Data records
===============

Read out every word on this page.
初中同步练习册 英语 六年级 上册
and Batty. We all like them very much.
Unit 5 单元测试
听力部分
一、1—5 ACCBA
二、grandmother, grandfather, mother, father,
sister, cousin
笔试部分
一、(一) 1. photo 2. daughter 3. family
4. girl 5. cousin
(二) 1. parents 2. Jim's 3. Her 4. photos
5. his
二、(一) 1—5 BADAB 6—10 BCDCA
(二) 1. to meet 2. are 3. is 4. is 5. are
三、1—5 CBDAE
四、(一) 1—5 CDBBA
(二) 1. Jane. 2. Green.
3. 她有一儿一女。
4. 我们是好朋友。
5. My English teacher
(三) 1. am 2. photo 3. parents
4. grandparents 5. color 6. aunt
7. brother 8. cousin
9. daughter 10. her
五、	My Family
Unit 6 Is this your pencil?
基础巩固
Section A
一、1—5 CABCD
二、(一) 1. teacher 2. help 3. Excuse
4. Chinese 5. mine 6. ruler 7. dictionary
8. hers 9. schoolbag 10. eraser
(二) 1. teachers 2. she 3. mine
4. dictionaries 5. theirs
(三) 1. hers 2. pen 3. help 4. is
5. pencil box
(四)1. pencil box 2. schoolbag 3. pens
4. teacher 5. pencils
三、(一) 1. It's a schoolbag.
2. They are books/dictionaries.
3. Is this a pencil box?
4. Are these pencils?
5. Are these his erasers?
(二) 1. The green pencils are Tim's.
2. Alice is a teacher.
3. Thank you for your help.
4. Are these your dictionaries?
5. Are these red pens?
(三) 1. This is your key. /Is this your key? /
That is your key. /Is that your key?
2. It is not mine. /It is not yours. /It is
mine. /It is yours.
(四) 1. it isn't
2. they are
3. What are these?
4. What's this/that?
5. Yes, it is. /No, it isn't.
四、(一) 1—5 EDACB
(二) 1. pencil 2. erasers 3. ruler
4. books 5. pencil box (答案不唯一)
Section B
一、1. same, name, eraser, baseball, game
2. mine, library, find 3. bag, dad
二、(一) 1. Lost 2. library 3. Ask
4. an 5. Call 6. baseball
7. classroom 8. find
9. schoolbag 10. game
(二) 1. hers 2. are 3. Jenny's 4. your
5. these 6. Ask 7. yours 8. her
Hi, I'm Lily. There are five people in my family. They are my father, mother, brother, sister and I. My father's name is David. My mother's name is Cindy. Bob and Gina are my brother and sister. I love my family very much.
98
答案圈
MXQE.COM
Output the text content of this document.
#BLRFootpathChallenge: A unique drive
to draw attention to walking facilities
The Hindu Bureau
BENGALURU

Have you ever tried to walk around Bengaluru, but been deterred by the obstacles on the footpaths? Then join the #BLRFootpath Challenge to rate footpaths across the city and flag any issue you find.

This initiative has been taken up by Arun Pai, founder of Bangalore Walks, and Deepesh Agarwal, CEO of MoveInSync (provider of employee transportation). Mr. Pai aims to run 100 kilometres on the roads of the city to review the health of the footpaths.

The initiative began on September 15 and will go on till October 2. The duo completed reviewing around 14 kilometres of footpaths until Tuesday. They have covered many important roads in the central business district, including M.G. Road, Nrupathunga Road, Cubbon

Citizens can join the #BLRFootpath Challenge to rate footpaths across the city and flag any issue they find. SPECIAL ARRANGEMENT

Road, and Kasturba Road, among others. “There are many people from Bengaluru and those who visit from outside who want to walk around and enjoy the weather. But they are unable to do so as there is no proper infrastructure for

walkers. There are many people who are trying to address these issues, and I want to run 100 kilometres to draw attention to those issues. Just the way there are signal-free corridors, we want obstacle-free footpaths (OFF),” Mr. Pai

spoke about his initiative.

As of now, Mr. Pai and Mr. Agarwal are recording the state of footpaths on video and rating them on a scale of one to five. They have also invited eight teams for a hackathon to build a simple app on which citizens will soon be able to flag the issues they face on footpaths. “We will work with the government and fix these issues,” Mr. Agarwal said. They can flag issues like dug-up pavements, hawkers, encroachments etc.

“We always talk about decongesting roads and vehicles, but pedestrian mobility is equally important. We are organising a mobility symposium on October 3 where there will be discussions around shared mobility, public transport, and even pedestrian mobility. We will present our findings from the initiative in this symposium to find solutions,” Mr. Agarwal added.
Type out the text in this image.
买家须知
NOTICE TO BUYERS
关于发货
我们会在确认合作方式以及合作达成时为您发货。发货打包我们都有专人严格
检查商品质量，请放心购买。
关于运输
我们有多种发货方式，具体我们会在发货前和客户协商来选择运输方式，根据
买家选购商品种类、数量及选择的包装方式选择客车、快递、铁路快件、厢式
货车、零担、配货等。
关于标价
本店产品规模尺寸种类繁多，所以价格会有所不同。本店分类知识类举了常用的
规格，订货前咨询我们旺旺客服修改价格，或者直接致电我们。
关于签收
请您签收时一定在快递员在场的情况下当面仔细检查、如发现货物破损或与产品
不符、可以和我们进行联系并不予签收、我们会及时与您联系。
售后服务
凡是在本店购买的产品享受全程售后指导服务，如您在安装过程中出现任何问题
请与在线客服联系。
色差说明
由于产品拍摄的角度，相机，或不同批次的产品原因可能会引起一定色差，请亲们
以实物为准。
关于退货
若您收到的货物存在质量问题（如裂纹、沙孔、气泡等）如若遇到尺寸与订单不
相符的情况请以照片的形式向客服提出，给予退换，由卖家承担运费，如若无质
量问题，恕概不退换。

===============

→ Task objective
Scan the material above. Extract every line in which the word "books" occurs.

→ Completed task
2. They are books/dictionaries.
4. books 5. pencil box (答案不唯一)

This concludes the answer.